• **Testo scelto**:
GOOD N.E.W.S.

La Triennale di Milano, nell’ambito della Festa per l’Architettura – III Edizione, presenta la mostra Good N.E.W.S. Temi e percorsi dell’architettura, a cura di Fulvio Irace e Italo Rota con Fausto Colombo e Luciano Patetta.
Come suggerisce il titolo – acronimo dei quattro assi di orientamento della cartografia tradizionale (North, South, East, West) – la mostra intende proporre al grande pubblico una serie di temi che da sempre appartengono alla storia di quest’arte nella costruzione dell’ambiente umano: che cos’è l’architettura?
Quali sono le sue origini? Come essa si è rappresentata e si rappresenta nelle varie società? Cosa vuol dire fondare una città, costruire una casa, pensare un monumento?
Di questi temi oggi molto si parla, ma indirettamente: deformati dalla prospettiva mediatica, i temi fondamentali della costruzione sono diventati oggetto di una disputa sui linguaggi, sulla volontà spettacolare degli architetti, sul loro modo di rapportarsi al pubblico e al committente in una visione a volte quasi caricaturale del loro ruolo.
La mostra vuole rivolgersi al pubblico in generale e non solo ai conoscitori dell’architettura: il suo linguaggio quindi è volutamente forte e di grande impatto emotivo. Userà dunque il linguaggio delle immagini, ma in un modo che farà percepire la profondità che si cela dietro la superficie bidimensionale dell’immagine stessa: proponendo, ad esempio, accostamenti di immagini tra loro apparentemente lontane, in maniera da far emergere interrogativi e questioni sopite mediante una lettura incrociata e ravvicinata.
L’insieme di queste immagini (circa mille, ordinate per temi secondo le stanze della Galleria della Triennale) configura una sorta di grandioso Atlante della memoria: un muro non mediatico ma immaginifico, dove ogni figura – ridisegnata appositamente da gruppi di stagisti della Facoltà di Design di Milano – diventa un’icona o, se si vuole, letteralmente un “manifesto” della mostra stessa.
L’Atlante è una “fodera” bidimensionale che accompagna il visitatore nel suo percorso ininterrottamente lungo tutte le pareti della Galleria: su di essa alcune frasi, alcuni motti, citazioni di testi e grandi titoli suggeriranno possibili modi lettura. Una serie di domande formulate da Philippe Daverio stimoleranno il visitatore a cercare una propria risposta.
Al centro di ciascuna stanza, ogni tema viene presentato attraverso un’ambientazione che è una vera e propria architettura da camera: una Wunderkammer in legno, uno studiolo in plastica, una casa-tenda in acciaio, una torre d’alluminio, una leggera scatola di specchi, un tumulo di sassi artificiali, una gigantesca cupola-tenda. Ogni architettura sintetizza un tema – la casa, la città, l’allegoria, il mondo degli oggetti, ecc. – e ospita al suo interno una lunga lista di materiali storici, che si contrappongono alla bidimensionalità dei “manifesti”.

• **Esercizi proposti**:
1. Copia dal testo sulla mostra Good N.E.W.S. il brano che va da "Di questi temi" fino a "del loro ruolo." compreso.
2. Nel testo sulla mostra Good N.E.W.S., chi ha formulato le domande che stimolano il visitatore a cercare una propria risposta?
3. Prosegui il testo sulla mostra Good N.E.W.S. dal punto in cui si interrompe.

[Elenchi di regioni annotate]
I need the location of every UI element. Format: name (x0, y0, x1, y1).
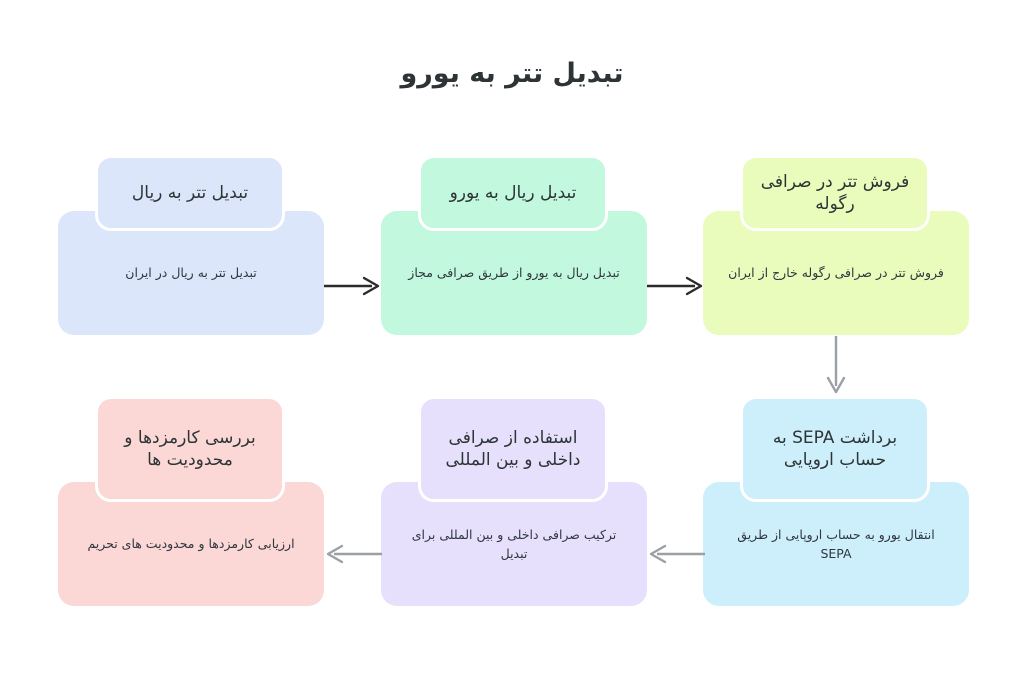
flow-node-1-body-text: تبدیل تتر به ریال در ایران (80, 263, 302, 282)
arrow-node3-to-node4 (822, 336, 850, 396)
flow-node-2-header-card: تبدیل ریال به یورو (418, 155, 608, 231)
arrow-right-icon (324, 272, 382, 300)
flow-node-5-header-card: استفاده از صرافی داخلی و بین المللی (418, 396, 608, 502)
flow-node-3-header-text: فروش تتر در صرافی رگوله (757, 171, 913, 216)
arrow-down-icon (822, 336, 850, 396)
flow-node-6[interactable]: ارزیابی کارمزدها و محدودیت های تحریم برر… (58, 396, 324, 606)
flow-node-6-body-text: ارزیابی کارمزدها و محدودیت های تحریم (80, 534, 302, 553)
arrow-right-icon (647, 272, 705, 300)
diagram-canvas: تبدیل تتر به یورو تبدیل تتر به ریال در ا… (0, 0, 1024, 692)
flow-node-4-body-text: انتقال یورو به حساب اروپایی از طریق SEPA (725, 525, 947, 564)
arrow-node5-to-node6 (324, 540, 382, 568)
flow-node-6-header-text: بررسی کارمزدها و محدودیت ها (112, 427, 268, 472)
flow-node-4[interactable]: انتقال یورو به حساب اروپایی از طریق SEPA… (703, 396, 969, 606)
flow-node-1-header-text: تبدیل تتر به ریال (112, 182, 268, 204)
flow-node-6-header-card: بررسی کارمزدها و محدودیت ها (95, 396, 285, 502)
flow-node-1-header-card: تبدیل تتر به ریال (95, 155, 285, 231)
flow-node-3-header-card: فروش تتر در صرافی رگوله (740, 155, 930, 231)
page-title: تبدیل تتر به یورو (0, 58, 1024, 89)
flow-node-5-header-text: استفاده از صرافی داخلی و بین المللی (435, 427, 591, 472)
arrow-node1-to-node2 (324, 272, 382, 300)
flow-node-5[interactable]: ترکیب صرافی داخلی و بین المللی برای تبدی… (381, 396, 647, 606)
flow-node-3[interactable]: فروش تتر در صرافی رگوله خارج از ایران فر… (703, 155, 969, 335)
arrow-node4-to-node5 (647, 540, 705, 568)
flow-node-3-body-text: فروش تتر در صرافی رگوله خارج از ایران (725, 263, 947, 282)
flow-node-2-body-text: تبدیل ریال به یورو از طریق صرافی مجاز (403, 263, 625, 282)
arrow-left-icon (324, 540, 382, 568)
flow-node-5-body-text: ترکیب صرافی داخلی و بین المللی برای تبدی… (403, 525, 625, 564)
flow-node-1[interactable]: تبدیل تتر به ریال در ایران تبدیل تتر به … (58, 155, 324, 335)
arrow-left-icon (647, 540, 705, 568)
flow-node-4-header-text: برداشت SEPA به حساب اروپایی (757, 427, 913, 472)
arrow-node2-to-node3 (647, 272, 705, 300)
flow-node-2-header-text: تبدیل ریال به یورو (435, 182, 591, 204)
flow-node-4-header-card: برداشت SEPA به حساب اروپایی (740, 396, 930, 502)
flow-node-2[interactable]: تبدیل ریال به یورو از طریق صرافی مجاز تب… (381, 155, 647, 335)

• **Risposte date**:
1.
Di questi temi oggi molto si parla, ma indirettamente: deformati dalla prospettiva mediatica, i temi fondamentali della costruzione sono diventati oggetto di una disputa sui linguaggi, sulla volontà spettacolare degli architetti, sul loro modo di rapportarsi al pubblico e al committente in una visione a volte quasi caricaturale del loro ruolo.

2. Philippe Daverio.

3.
Preziosi reperti del passato (dalle urne cinerarie etrusche ai frammenti della città di Roma, i modani di Michelangelo, una veduta della Venezia ideale del Canaletto, passando per preziosi strumenti di misurazione antichi, rare edizioni di Trattati, ritratti di architetti, cartografie urbane e vedute di città, e una stupefacente Hydria di bronzo prestata dal Museo Archeologico di Paestum, ecc.) si mescolano a disegni e plastici di architetture contemporanee, una scultura di Melotti, quadri di Mondrian e di De Chirico, case-città di Alessandro Mendini, le games-cities di E-boy, ecc.
La mostra insomma suggerisce la possibilità (e la libertà) di leggere il mondo in contemporanea, senza che le divisioni della storia possano essere considerate una barriera tra realtà completamente diverse.
Il taglio è piuttosto di natura antropologica: pone al centro l’uomo e, se sceglie il suo punto d’osservazione nella più stretta contemporaneità, il suo giro d’orizzonte spazia per millenni.
D’altra parte, la nuova sensibilità sorretta dalla pervasività delle nuove tecniche digitali e dalle nuove conoscenze del mondo fisico è alla base di una vera e propria rivoluzione culturale: le immagini digitali dell’interno del corpo umano o della sezione di una pianta o di un fiore, ci introducono in un insieme di conoscenze mai prima possibili.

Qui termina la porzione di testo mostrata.